# What to do:
Without the pictures, set down the records below word for word.
——————————
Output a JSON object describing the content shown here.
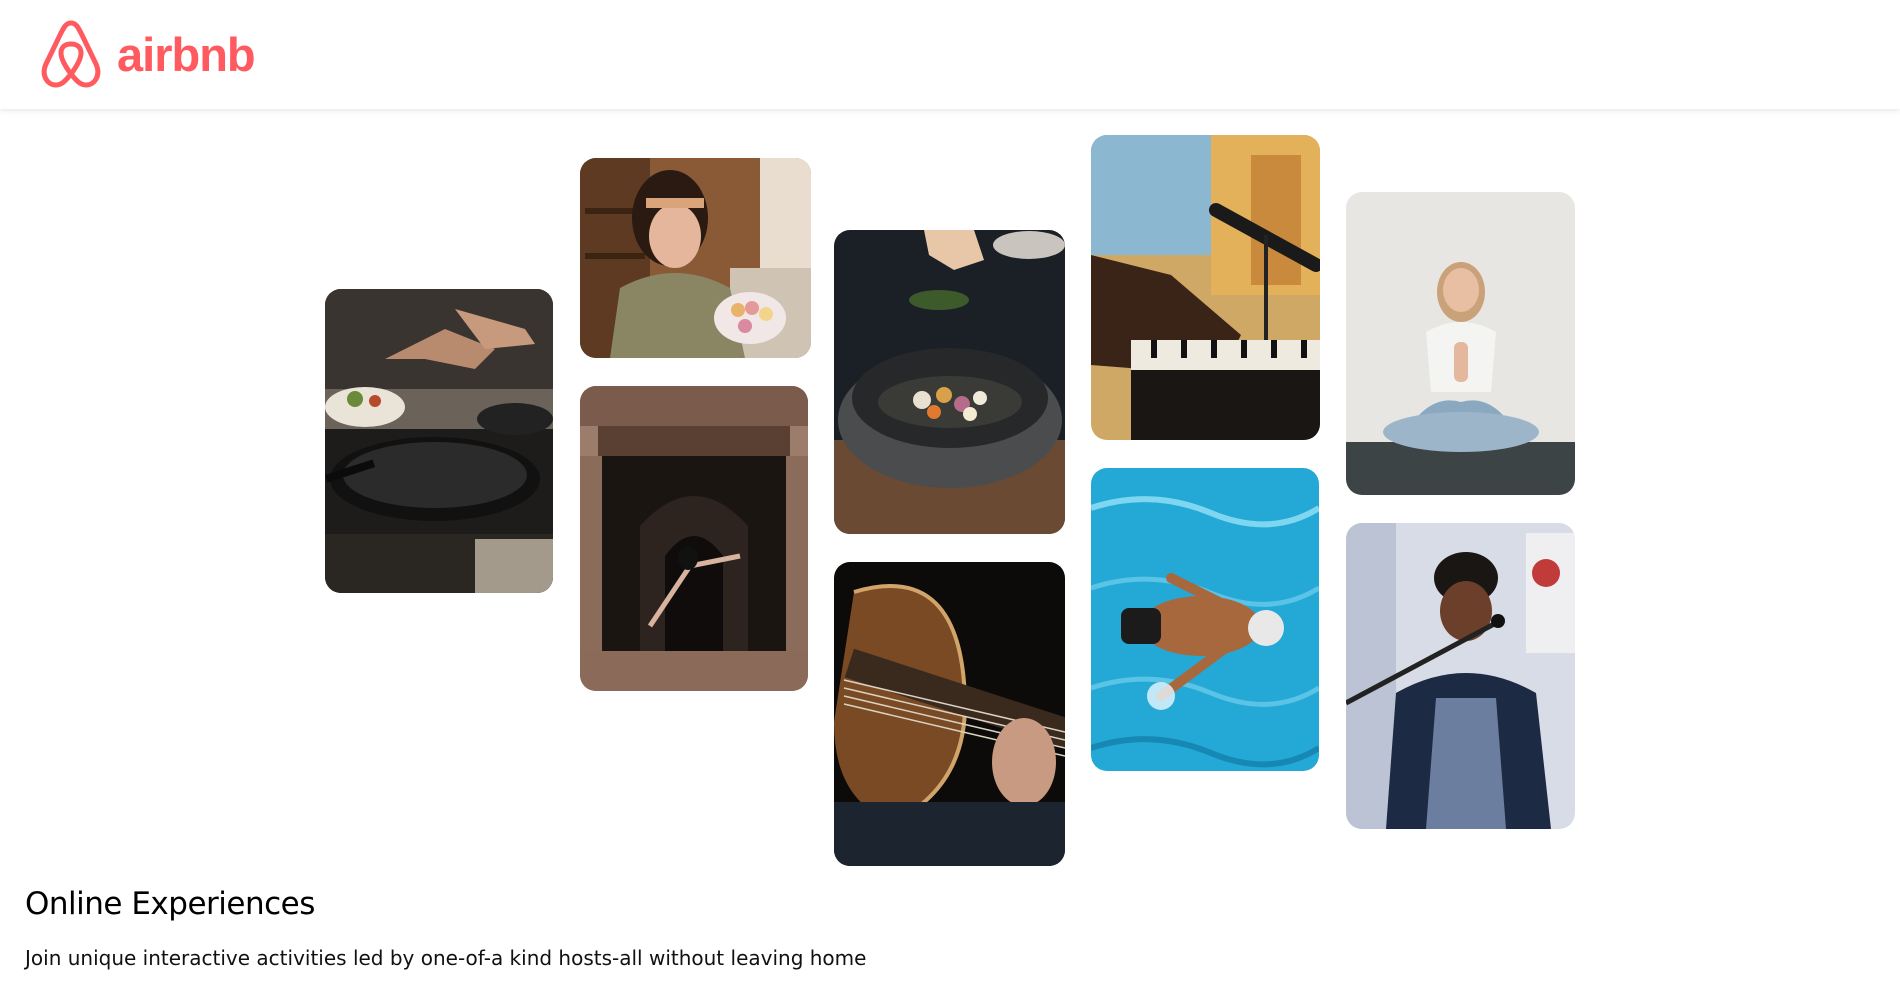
{
  "header": {
    "brand": "airbnb",
    "brand_color": "#FF5A5F",
    "logo_icon": "airbnb-belo-icon"
  },
  "gallery": [
    {
      "name": "cooking-hands-pan-photo",
      "subject": "cooking"
    },
    {
      "name": "woman-macarons-photo",
      "subject": "baking"
    },
    {
      "name": "dancer-archway-photo",
      "subject": "dance"
    },
    {
      "name": "salting-bowl-photo",
      "subject": "cooking"
    },
    {
      "name": "guitar-playing-photo",
      "subject": "guitar"
    },
    {
      "name": "piano-microphone-photo",
      "subject": "music"
    },
    {
      "name": "swimmer-pool-photo",
      "subject": "swimming"
    },
    {
      "name": "yoga-meditation-photo",
      "subject": "yoga"
    },
    {
      "name": "singer-microphone-photo",
      "subject": "singing"
    }
  ],
  "section": {
    "title": "Online Experiences",
    "subtitle": "Join unique interactive activities led by one-of-a kind hosts-all without leaving home"
  }
}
——————————
# Written response:
Output a JSON object describing the content shown here.
{
  "header": {
    "brand": "airbnb",
    "brand_color": "#FF5A5F",
    "logo_icon": "airbnb-belo-icon"
  },
  "gallery": [
    {
      "name": "cooking-hands-pan-photo",
      "subject": "cooking"
    },
    {
      "name": "woman-macarons-photo",
      "subject": "baking"
    },
    {
      "name": "dancer-archway-photo",
      "subject": "dance"
    },
    {
      "name": "salting-bowl-photo",
      "subject": "cooking"
    },
    {
      "name": "guitar-playing-photo",
      "subject": "guitar"
    },
    {
      "name": "piano-microphone-photo",
      "subject": "music"
    },
    {
      "name": "swimmer-pool-photo",
      "subject": "swimming"
    },
    {
      "name": "yoga-meditation-photo",
      "subject": "yoga"
    },
    {
      "name": "singer-microphone-photo",
      "subject": "singing"
    }
  ],
  "section": {
    "title": "Online Experiences",
    "subtitle": "Join unique interactive activities led by one-of-a kind hosts-all without leaving home"
  }
}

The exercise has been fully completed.